---------- Input
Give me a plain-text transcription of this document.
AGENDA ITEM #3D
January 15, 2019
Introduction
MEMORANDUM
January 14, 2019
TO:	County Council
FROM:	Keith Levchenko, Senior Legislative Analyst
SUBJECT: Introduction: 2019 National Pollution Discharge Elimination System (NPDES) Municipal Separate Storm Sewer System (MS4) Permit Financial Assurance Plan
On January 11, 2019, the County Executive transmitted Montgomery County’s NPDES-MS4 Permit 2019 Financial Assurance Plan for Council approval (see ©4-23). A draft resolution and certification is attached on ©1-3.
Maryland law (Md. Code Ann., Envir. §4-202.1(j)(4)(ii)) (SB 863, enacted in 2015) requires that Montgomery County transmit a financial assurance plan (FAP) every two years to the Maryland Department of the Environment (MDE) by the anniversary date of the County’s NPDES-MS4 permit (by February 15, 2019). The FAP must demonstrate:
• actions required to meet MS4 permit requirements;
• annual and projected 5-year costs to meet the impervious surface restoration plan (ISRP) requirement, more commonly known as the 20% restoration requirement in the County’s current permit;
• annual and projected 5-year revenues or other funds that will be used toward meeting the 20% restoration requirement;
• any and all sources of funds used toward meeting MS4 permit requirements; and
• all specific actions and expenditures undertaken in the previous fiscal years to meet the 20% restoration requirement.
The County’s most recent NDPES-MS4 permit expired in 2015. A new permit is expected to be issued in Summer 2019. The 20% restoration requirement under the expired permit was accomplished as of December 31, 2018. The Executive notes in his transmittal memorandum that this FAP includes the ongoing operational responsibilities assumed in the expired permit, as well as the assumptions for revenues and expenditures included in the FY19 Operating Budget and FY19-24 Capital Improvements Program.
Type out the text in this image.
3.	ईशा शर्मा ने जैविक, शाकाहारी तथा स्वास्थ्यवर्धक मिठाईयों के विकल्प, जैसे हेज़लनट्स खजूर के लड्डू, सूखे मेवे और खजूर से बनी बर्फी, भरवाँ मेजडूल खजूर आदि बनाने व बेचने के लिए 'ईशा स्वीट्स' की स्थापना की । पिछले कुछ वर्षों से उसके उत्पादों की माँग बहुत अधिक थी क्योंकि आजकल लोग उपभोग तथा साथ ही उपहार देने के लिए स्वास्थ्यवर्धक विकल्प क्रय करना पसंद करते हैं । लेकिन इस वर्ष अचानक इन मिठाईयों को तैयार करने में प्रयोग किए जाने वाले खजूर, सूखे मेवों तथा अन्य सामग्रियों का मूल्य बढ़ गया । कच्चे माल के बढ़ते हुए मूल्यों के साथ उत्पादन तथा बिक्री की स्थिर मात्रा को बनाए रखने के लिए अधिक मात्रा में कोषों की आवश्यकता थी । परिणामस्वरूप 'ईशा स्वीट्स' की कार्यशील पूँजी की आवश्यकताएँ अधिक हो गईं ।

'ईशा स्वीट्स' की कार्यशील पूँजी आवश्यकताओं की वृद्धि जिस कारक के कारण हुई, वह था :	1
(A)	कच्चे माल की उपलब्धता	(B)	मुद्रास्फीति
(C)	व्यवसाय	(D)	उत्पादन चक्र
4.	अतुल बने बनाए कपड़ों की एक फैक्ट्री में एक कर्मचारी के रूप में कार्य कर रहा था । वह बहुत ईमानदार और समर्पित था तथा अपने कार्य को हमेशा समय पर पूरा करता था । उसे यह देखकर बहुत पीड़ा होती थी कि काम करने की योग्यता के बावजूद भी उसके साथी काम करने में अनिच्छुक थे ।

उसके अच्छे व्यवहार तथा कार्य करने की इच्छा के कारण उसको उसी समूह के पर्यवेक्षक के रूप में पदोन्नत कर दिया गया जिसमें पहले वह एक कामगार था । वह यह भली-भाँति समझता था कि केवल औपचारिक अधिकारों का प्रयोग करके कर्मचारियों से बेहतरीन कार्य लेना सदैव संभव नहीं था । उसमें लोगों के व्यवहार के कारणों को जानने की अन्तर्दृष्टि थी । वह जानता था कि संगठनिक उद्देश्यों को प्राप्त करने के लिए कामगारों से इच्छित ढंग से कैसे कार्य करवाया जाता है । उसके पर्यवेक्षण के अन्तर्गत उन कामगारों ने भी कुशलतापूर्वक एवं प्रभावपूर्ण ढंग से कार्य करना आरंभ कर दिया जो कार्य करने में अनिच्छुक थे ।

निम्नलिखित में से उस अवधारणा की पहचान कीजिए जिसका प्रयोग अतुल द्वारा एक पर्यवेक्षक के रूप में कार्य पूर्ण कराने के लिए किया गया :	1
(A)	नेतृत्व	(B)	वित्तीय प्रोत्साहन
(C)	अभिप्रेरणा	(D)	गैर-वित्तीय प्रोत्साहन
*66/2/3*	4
--------------------
▶ **To do**:
Retype all of the entries precisely as they are.

▶ **The solution**:
Give me a plain-text transcription of this document.
AGENDA ITEM #3D
January 15, 2019
Introduction
MEMORANDUM
January 14, 2019
TO:	County Council
FROM:	Keith Levchenko, Senior Legislative Analyst
SUBJECT: Introduction: 2019 National Pollution Discharge Elimination System (NPDES) Municipal Separate Storm Sewer System (MS4) Permit Financial Assurance Plan
On January 11, 2019, the County Executive transmitted Montgomery County’s NPDES-MS4 Permit 2019 Financial Assurance Plan for Council approval (see ©4-23). A draft resolution and certification is attached on ©1-3.
Maryland law (Md. Code Ann., Envir. §4-202.1(j)(4)(ii)) (SB 863, enacted in 2015) requires that Montgomery County transmit a financial assurance plan (FAP) every two years to the Maryland Department of the Environment (MDE) by the anniversary date of the County’s NPDES-MS4 permit (by February 15, 2019). The FAP must demonstrate:
• actions required to meet MS4 permit requirements;
• annual and projected 5-year costs to meet the impervious surface restoration plan (ISRP) requirement, more commonly known as the 20% restoration requirement in the County’s current permit;
• annual and projected 5-year revenues or other funds that will be used toward meeting the 20% restoration requirement;
• any and all sources of funds used toward meeting MS4 permit requirements; and
• all specific actions and expenditures undertaken in the previous fiscal years to meet the 20% restoration requirement.
The County’s most recent NDPES-MS4 permit expired in 2015. A new permit is expected to be issued in Summer 2019. The 20% restoration requirement under the expired permit was accomplished as of December 31, 2018. The Executive notes in his transmittal memorandum that this FAP includes the ongoing operational responsibilities assumed in the expired permit, as well as the assumptions for revenues and expenditures included in the FY19 Operating Budget and FY19-24 Capital Improvements Program.
Type out the text in this image.
3.	ईशा शर्मा ने जैविक, शाकाहारी तथा स्वास्थ्यवर्धक मिठाईयों के विकल्प, जैसे हेज़लनट्स खजूर के लड्डू, सूखे मेवे और खजूर से बनी बर्फी, भरवाँ मेजडूल खजूर आदि बनाने व बेचने के लिए 'ईशा स्वीट्स' की स्थापना की । पिछले कुछ वर्षों से उसके उत्पादों की माँग बहुत अधिक थी क्योंकि आजकल लोग उपभोग तथा साथ ही उपहार देने के लिए स्वास्थ्यवर्धक विकल्प क्रय करना पसंद करते हैं । लेकिन इस वर्ष अचानक इन मिठाईयों को तैयार करने में प्रयोग किए जाने वाले खजूर, सूखे मेवों तथा अन्य सामग्रियों का मूल्य बढ़ गया । कच्चे माल के बढ़ते हुए मूल्यों के साथ उत्पादन तथा बिक्री की स्थिर मात्रा को बनाए रखने के लिए अधिक मात्रा में कोषों की आवश्यकता थी । परिणामस्वरूप 'ईशा स्वीट्स' की कार्यशील पूँजी की आवश्यकताएँ अधिक हो गईं ।

'ईशा स्वीट्स' की कार्यशील पूँजी आवश्यकताओं की वृद्धि जिस कारक के कारण हुई, वह था :	1
(A)	कच्चे माल की उपलब्धता	(B)	मुद्रास्फीति
(C)	व्यवसाय	(D)	उत्पादन चक्र
4.	अतुल बने बनाए कपड़ों की एक फैक्ट्री में एक कर्मचारी के रूप में कार्य कर रहा था । वह बहुत ईमानदार और समर्पित था तथा अपने कार्य को हमेशा समय पर पूरा करता था । उसे यह देखकर बहुत पीड़ा होती थी कि काम करने की योग्यता के बावजूद भी उसके साथी काम करने में अनिच्छुक थे ।

उसके अच्छे व्यवहार तथा कार्य करने की इच्छा के कारण उसको उसी समूह के पर्यवेक्षक के रूप में पदोन्नत कर दिया गया जिसमें पहले वह एक कामगार था । वह यह भली-भाँति समझता था कि केवल औपचारिक अधिकारों का प्रयोग करके कर्मचारियों से बेहतरीन कार्य लेना सदैव संभव नहीं था । उसमें लोगों के व्यवहार के कारणों को जानने की अन्तर्दृष्टि थी । वह जानता था कि संगठनिक उद्देश्यों को प्राप्त करने के लिए कामगारों से इच्छित ढंग से कैसे कार्य करवाया जाता है । उसके पर्यवेक्षण के अन्तर्गत उन कामगारों ने भी कुशलतापूर्वक एवं प्रभावपूर्ण ढंग से कार्य करना आरंभ कर दिया जो कार्य करने में अनिच्छुक थे ।

निम्नलिखित में से उस अवधारणा की पहचान कीजिए जिसका प्रयोग अतुल द्वारा एक पर्यवेक्षक के रूप में कार्य पूर्ण कराने के लिए किया गया :	1
(A)	नेतृत्व	(B)	वित्तीय प्रोत्साहन
(C)	अभिप्रेरणा	(D)	गैर-वित्तीय प्रोत्साहन
*66/2/3*	4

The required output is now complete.